- Short exercise: Extract each line bearing the word "Dead".
# # # #
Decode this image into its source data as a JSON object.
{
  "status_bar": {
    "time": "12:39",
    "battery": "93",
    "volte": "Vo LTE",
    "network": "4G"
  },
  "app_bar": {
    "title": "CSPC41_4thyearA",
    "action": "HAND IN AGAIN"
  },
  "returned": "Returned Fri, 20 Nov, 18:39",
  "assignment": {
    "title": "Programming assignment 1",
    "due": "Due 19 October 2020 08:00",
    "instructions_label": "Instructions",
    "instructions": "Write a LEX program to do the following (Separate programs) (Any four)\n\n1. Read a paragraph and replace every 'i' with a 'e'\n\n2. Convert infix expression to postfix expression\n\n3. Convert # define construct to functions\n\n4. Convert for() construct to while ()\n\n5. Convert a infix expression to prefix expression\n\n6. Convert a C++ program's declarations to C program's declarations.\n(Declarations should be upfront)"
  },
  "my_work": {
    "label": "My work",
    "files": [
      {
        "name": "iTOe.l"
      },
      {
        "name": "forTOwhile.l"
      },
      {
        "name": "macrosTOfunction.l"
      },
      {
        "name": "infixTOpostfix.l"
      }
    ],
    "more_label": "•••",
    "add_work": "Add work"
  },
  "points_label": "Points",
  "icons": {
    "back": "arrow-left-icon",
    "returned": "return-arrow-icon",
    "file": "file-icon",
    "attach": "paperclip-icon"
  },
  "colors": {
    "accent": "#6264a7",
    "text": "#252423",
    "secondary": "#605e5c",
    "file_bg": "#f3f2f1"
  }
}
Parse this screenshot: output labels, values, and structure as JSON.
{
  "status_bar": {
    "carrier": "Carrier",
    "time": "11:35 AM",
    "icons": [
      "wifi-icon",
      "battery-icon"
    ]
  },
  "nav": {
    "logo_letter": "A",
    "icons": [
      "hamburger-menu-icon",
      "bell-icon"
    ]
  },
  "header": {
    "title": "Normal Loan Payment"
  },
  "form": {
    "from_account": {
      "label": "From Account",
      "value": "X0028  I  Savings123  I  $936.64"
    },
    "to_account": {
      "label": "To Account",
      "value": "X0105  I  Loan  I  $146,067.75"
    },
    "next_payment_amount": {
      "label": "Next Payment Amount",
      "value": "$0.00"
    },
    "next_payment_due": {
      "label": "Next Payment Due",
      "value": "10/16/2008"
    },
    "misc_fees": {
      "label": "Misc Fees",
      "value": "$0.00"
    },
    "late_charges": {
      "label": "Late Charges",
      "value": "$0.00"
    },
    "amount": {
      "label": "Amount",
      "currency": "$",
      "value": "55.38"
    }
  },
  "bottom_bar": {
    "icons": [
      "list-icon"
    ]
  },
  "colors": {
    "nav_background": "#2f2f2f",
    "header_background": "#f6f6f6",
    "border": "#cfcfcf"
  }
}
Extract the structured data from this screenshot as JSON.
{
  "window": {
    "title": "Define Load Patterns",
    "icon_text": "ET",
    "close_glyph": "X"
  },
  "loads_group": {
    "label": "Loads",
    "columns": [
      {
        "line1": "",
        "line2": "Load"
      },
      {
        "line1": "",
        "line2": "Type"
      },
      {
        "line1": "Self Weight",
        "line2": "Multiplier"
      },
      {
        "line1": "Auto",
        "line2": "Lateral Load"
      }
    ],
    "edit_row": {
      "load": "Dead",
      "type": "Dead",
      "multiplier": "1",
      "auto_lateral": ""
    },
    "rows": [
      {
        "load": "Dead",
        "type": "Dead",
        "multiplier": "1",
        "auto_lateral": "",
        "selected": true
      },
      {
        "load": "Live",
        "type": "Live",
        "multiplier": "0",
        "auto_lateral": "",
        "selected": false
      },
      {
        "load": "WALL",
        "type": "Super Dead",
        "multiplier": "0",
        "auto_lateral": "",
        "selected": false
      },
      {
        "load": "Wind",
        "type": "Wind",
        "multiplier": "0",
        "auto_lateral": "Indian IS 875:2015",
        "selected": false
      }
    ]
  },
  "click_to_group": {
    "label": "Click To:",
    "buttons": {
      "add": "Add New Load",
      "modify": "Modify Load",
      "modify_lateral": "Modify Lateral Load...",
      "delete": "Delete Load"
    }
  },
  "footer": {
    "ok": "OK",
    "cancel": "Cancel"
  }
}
# # # #
- Complete answer:
      "load": "Dead",
      "type": "Dead",
        "load": "Dead",
        "type": "Dead",
        "type": "Super Dead",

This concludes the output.